Pull out from the material below all lines with "Temperature".

╭─ STORED DATA

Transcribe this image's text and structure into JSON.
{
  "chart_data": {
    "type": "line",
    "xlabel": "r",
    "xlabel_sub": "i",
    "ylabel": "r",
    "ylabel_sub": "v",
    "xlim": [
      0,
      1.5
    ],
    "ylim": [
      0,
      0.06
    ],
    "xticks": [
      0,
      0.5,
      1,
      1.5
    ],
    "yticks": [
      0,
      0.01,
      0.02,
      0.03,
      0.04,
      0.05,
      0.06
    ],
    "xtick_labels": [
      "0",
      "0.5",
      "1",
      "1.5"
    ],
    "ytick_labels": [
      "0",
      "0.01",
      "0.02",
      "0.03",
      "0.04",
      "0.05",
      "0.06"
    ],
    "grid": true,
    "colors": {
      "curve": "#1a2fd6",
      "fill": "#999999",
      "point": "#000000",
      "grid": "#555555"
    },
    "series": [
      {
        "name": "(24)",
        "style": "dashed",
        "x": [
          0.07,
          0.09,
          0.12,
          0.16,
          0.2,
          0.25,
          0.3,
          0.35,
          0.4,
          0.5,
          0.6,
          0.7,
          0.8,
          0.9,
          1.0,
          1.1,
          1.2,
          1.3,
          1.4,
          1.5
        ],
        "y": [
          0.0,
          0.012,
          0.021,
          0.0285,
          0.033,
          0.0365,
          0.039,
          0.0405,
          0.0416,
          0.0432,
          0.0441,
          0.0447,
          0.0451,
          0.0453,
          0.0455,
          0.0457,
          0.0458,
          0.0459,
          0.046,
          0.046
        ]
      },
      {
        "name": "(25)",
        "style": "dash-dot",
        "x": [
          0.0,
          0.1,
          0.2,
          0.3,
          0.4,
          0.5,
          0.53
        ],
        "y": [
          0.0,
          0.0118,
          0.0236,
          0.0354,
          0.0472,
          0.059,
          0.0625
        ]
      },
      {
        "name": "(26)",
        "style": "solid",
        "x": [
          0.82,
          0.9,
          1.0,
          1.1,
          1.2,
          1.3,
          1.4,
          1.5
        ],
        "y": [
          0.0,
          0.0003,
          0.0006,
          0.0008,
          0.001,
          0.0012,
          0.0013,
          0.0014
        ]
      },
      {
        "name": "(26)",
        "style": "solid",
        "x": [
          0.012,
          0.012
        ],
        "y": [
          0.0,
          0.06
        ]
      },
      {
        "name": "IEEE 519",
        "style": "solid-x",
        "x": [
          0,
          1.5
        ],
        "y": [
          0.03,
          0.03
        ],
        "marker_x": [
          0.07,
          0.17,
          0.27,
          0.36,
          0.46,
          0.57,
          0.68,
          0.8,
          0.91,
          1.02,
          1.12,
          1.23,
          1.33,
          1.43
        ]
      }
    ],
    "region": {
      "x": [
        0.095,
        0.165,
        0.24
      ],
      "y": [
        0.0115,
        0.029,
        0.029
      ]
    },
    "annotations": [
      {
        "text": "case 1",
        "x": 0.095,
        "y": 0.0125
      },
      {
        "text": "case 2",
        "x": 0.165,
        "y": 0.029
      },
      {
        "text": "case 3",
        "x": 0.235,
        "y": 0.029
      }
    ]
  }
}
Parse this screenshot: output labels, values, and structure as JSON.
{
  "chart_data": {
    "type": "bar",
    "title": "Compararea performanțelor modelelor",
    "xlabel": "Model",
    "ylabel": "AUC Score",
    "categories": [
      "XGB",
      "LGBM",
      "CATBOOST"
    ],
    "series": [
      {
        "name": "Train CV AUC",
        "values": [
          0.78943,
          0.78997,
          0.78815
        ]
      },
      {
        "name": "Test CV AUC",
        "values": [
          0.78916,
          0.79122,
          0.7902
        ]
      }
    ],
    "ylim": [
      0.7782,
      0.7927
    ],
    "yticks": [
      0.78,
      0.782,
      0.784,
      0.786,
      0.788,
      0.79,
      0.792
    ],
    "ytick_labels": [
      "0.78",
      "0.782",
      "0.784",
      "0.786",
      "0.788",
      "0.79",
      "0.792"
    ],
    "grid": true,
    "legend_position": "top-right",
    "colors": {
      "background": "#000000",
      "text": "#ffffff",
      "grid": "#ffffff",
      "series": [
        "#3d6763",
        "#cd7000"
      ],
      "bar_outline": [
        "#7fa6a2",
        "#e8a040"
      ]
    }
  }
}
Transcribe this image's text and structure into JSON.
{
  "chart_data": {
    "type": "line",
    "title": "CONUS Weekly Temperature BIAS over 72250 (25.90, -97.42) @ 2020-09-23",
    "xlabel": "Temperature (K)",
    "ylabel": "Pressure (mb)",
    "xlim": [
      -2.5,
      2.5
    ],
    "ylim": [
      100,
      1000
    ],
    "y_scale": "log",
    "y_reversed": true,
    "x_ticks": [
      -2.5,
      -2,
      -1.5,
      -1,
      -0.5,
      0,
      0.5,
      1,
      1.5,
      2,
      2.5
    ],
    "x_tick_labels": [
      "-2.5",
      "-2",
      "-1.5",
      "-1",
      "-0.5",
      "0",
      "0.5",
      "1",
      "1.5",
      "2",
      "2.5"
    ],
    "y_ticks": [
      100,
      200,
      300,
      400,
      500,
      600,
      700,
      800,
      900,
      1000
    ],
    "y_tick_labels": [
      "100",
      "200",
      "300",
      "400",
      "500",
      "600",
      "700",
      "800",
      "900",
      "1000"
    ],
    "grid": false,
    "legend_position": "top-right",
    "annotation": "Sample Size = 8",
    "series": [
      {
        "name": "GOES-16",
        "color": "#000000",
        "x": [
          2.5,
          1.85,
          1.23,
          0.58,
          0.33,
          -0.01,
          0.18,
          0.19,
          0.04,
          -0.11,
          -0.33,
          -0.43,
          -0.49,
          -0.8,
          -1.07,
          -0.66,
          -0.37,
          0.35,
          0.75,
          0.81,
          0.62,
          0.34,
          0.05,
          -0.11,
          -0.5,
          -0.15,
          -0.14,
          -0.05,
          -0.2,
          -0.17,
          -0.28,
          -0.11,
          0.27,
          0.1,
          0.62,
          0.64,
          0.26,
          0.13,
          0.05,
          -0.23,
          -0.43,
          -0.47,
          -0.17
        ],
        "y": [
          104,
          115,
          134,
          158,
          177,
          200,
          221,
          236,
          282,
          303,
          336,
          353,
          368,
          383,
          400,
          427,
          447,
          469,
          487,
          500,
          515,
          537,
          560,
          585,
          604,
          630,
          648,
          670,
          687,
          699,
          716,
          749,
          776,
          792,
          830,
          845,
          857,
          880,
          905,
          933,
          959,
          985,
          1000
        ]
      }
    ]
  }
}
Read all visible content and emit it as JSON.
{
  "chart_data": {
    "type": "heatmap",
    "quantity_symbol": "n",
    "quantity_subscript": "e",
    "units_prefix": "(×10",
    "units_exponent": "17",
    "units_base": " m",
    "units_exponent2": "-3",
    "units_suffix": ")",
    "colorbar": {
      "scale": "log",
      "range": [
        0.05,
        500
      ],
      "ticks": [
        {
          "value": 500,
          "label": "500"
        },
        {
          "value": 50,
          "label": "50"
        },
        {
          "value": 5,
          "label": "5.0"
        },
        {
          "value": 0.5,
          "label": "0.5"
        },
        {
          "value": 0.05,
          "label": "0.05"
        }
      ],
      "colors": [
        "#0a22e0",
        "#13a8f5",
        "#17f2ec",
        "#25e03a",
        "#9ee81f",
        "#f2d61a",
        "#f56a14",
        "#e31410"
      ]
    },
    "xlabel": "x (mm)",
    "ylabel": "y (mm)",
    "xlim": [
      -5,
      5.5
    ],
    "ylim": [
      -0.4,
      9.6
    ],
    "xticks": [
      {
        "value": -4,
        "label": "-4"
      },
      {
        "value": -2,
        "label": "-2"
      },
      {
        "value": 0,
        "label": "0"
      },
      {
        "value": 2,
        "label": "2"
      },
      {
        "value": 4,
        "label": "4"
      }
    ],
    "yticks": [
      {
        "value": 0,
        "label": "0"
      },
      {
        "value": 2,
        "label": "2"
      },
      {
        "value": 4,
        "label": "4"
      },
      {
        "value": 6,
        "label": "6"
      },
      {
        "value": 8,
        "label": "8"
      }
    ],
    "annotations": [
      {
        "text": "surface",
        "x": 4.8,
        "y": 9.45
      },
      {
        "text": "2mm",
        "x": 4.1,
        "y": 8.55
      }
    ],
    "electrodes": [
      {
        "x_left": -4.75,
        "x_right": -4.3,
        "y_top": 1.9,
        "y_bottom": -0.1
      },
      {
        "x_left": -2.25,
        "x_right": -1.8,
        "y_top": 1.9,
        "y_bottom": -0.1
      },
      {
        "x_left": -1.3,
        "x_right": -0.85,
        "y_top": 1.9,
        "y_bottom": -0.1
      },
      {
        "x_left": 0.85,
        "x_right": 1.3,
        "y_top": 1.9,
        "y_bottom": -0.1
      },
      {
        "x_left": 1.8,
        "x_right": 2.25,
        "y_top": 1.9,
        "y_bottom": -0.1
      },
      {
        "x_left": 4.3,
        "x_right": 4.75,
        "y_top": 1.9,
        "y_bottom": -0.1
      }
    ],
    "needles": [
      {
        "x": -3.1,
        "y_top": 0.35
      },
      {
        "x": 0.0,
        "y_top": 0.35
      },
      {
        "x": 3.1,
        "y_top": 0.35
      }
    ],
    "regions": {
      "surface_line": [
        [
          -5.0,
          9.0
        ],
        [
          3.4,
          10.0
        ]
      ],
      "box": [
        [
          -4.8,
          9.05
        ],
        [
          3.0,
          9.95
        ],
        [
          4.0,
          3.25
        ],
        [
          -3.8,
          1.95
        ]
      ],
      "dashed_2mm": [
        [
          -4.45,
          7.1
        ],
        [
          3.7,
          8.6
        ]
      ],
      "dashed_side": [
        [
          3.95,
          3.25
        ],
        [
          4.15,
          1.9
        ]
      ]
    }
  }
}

╰─

# TASK RESULT
    "title": "CONUS Weekly Temperature BIAS over 72250 (25.90, -97.42) @ 2020-09-23",
    "xlabel": "Temperature (K)",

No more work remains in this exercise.